Stated problem:
Copy out each line of the material below with no changes.

Stored data:
• • • •

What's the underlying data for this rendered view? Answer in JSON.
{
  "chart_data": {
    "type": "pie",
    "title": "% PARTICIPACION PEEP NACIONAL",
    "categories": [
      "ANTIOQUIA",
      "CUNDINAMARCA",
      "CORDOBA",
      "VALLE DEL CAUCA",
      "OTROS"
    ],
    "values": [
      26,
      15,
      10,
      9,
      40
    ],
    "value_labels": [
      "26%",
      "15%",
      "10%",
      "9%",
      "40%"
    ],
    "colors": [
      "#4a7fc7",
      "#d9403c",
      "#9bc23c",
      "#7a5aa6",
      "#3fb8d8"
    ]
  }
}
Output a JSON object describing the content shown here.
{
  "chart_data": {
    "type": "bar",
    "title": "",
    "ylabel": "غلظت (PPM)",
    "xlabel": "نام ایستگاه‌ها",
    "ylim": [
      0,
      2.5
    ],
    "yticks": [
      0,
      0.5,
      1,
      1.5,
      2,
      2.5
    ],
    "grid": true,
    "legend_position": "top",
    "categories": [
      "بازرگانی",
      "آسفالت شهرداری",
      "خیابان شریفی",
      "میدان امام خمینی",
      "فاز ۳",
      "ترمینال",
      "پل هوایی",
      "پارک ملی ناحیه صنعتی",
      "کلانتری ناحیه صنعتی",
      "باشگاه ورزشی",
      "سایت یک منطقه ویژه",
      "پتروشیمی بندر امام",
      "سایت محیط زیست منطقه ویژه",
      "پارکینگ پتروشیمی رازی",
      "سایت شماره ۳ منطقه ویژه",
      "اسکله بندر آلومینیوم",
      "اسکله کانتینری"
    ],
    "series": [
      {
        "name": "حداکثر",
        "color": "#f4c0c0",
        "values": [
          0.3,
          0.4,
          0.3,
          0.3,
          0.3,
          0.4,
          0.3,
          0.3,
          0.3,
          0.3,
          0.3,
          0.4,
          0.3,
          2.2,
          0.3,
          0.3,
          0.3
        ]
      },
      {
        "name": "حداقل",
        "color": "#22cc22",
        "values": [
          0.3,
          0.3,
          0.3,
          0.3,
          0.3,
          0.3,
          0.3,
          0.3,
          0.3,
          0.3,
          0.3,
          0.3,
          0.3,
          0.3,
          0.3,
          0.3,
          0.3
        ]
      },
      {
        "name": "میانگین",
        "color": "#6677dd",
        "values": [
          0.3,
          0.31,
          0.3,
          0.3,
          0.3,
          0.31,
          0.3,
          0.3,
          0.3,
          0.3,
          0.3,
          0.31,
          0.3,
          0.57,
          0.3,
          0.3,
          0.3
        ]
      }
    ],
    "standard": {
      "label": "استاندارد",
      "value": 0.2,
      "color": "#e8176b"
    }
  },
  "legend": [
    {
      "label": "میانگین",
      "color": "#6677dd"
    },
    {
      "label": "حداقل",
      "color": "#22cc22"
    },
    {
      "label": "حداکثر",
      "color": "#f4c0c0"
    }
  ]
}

• • • •

Completed task:
What's the underlying data for this rendered view? Answer in JSON.
{
  "chart_data": {
    "type": "pie",
    "title": "% PARTICIPACION PEEP NACIONAL",
    "categories": [
      "ANTIOQUIA",
      "CUNDINAMARCA",
      "CORDOBA",
      "VALLE DEL CAUCA",
      "OTROS"
    ],
    "values": [
      26,
      15,
      10,
      9,
      40
    ],
    "value_labels": [
      "26%",
      "15%",
      "10%",
      "9%",
      "40%"
    ],
    "colors": [
      "#4a7fc7",
      "#d9403c",
      "#9bc23c",
      "#7a5aa6",
      "#3fb8d8"
    ]
  }
}
Output a JSON object describing the content shown here.
{
  "chart_data": {
    "type": "bar",
    "title": "",
    "ylabel": "غلظت (PPM)",
    "xlabel": "نام ایستگاه‌ها",
    "ylim": [
      0,
      2.5
    ],
    "yticks": [
      0,
      0.5,
      1,
      1.5,
      2,
      2.5
    ],
    "grid": true,
    "legend_position": "top",
    "categories": [
      "بازرگانی",
      "آسفالت شهرداری",
      "خیابان شریفی",
      "میدان امام خمینی",
      "فاز ۳",
      "ترمینال",
      "پل هوایی",
      "پارک ملی ناحیه صنعتی",
      "کلانتری ناحیه صنعتی",
      "باشگاه ورزشی",
      "سایت یک منطقه ویژه",
      "پتروشیمی بندر امام",
      "سایت محیط زیست منطقه ویژه",
      "پارکینگ پتروشیمی رازی",
      "سایت شماره ۳ منطقه ویژه",
      "اسکله بندر آلومینیوم",
      "اسکله کانتینری"
    ],
    "series": [
      {
        "name": "حداکثر",
        "color": "#f4c0c0",
        "values": [
          0.3,
          0.4,
          0.3,
          0.3,
          0.3,
          0.4,
          0.3,
          0.3,
          0.3,
          0.3,
          0.3,
          0.4,
          0.3,
          2.2,
          0.3,
          0.3,
          0.3
        ]
      },
      {
        "name": "حداقل",
        "color": "#22cc22",
        "values": [
          0.3,
          0.3,
          0.3,
          0.3,
          0.3,
          0.3,
          0.3,
          0.3,
          0.3,
          0.3,
          0.3,
          0.3,
          0.3,
          0.3,
          0.3,
          0.3,
          0.3
        ]
      },
      {
        "name": "میانگین",
        "color": "#6677dd",
        "values": [
          0.3,
          0.31,
          0.3,
          0.3,
          0.3,
          0.31,
          0.3,
          0.3,
          0.3,
          0.3,
          0.3,
          0.31,
          0.3,
          0.57,
          0.3,
          0.3,
          0.3
        ]
      }
    ],
    "standard": {
      "label": "استاندارد",
      "value": 0.2,
      "color": "#e8176b"
    }
  },
  "legend": [
    {
      "label": "میانگین",
      "color": "#6677dd"
    },
    {
      "label": "حداقل",
      "color": "#22cc22"
    },
    {
      "label": "حداکثر",
      "color": "#f4c0c0"
    }
  ]
}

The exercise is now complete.